== The exercise ==
Reproduce every line in the listing that contains the word "Determinar".

*****

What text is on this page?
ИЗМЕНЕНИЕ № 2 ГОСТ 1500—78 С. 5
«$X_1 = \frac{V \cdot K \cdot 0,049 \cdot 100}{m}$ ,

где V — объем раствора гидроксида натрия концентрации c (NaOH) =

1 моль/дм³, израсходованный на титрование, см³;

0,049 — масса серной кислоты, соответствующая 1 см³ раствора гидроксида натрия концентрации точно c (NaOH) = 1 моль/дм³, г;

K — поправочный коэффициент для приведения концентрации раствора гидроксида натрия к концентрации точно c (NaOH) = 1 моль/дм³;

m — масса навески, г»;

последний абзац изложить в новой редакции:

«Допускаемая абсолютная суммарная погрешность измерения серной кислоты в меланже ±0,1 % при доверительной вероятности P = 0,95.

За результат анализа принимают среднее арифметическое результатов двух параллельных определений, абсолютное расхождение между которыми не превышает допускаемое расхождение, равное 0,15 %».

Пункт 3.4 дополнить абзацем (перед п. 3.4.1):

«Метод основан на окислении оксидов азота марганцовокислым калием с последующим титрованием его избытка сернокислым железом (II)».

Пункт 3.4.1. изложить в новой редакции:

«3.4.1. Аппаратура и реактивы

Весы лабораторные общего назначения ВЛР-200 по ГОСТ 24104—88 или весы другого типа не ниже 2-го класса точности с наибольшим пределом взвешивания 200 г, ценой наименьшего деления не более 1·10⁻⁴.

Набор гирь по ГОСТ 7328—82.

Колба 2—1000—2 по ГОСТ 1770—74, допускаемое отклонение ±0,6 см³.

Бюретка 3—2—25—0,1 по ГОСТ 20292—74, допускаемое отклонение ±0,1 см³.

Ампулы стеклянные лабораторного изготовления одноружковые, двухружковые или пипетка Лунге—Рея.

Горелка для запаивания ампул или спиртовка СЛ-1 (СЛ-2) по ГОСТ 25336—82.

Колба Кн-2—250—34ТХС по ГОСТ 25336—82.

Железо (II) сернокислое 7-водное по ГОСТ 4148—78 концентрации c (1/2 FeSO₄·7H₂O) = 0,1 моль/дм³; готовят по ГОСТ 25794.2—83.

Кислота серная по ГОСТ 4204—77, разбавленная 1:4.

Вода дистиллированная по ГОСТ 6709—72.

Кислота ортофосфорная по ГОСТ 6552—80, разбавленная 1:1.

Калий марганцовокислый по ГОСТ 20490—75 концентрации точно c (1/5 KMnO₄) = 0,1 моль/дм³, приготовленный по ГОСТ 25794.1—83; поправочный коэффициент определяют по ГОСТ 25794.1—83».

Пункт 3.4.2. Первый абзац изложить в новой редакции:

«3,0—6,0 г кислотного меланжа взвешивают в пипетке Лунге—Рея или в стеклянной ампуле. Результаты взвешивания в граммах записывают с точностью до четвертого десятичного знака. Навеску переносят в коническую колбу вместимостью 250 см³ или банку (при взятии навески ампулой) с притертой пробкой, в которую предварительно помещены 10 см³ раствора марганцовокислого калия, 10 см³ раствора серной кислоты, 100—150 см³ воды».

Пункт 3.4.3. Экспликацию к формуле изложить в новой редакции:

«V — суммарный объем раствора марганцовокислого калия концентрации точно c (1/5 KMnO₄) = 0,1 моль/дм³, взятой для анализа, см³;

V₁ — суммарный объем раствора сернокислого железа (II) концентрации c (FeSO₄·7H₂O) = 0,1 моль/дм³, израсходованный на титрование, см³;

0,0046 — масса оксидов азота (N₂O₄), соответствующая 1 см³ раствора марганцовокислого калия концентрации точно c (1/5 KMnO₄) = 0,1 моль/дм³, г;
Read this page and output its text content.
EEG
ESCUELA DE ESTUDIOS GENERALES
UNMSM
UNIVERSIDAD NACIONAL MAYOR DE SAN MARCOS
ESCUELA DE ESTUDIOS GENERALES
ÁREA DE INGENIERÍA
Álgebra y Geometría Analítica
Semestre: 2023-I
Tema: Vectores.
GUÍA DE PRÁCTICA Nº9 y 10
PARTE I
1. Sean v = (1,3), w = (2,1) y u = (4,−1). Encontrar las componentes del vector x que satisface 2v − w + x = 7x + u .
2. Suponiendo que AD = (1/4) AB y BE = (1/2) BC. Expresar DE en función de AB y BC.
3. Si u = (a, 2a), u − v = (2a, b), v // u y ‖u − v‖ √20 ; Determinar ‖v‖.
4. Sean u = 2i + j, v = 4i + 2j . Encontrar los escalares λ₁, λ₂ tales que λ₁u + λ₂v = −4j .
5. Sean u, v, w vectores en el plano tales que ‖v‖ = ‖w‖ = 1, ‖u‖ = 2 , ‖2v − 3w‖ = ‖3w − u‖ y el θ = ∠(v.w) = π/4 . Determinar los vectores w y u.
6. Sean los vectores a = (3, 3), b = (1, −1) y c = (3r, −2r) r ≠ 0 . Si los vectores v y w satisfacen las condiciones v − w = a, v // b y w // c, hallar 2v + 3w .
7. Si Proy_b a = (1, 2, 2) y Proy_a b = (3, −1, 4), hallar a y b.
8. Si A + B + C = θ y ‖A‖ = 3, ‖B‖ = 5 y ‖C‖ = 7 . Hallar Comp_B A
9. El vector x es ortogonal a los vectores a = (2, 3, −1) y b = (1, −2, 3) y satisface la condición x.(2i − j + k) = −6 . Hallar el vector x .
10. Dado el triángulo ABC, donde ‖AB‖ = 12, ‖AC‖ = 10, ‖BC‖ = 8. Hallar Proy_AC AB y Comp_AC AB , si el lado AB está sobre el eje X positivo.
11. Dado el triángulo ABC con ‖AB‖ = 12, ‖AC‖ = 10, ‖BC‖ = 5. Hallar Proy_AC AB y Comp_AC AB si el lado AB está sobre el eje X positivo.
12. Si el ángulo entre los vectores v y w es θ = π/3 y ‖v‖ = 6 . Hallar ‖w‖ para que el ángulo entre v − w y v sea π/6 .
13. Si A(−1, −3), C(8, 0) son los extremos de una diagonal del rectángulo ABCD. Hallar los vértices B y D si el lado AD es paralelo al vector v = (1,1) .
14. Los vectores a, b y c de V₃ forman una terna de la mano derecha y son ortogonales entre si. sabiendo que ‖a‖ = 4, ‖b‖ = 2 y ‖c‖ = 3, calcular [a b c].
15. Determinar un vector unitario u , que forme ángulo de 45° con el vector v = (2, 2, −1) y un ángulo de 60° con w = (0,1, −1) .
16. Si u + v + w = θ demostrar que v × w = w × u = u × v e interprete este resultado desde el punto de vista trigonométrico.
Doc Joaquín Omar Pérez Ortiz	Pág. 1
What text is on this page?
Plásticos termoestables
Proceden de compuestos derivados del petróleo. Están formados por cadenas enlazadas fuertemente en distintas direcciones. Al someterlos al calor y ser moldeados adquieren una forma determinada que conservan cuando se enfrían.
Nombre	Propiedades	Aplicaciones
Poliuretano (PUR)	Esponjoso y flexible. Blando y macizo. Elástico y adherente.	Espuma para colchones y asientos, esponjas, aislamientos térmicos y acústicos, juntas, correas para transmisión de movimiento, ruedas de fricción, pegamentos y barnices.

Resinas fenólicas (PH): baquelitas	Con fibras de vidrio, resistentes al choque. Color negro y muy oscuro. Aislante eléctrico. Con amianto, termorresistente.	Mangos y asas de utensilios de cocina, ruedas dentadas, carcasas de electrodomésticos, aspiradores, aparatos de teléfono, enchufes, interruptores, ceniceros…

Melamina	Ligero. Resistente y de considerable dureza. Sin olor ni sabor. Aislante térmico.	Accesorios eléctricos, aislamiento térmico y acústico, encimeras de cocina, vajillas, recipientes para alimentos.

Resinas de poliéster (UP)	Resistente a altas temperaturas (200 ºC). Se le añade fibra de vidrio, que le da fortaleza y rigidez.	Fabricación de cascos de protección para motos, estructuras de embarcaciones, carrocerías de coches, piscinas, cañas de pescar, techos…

*****

== Task output ==
3. Si u = (a, 2a), u − v = (2a, b), v // u y ‖u − v‖ √20 ; Determinar ‖v‖.
5. Sean u, v, w vectores en el plano tales que ‖v‖ = ‖w‖ = 1, ‖u‖ = 2 , ‖2v − 3w‖ = ‖3w − u‖ y el θ = ∠(v.w) = π/4 . Determinar los vectores w y u.
15. Determinar un vector unitario u , que forme ángulo de 45° con el vector v = (2, 2, −1) y un ángulo de 60° con w = (0,1, −1) .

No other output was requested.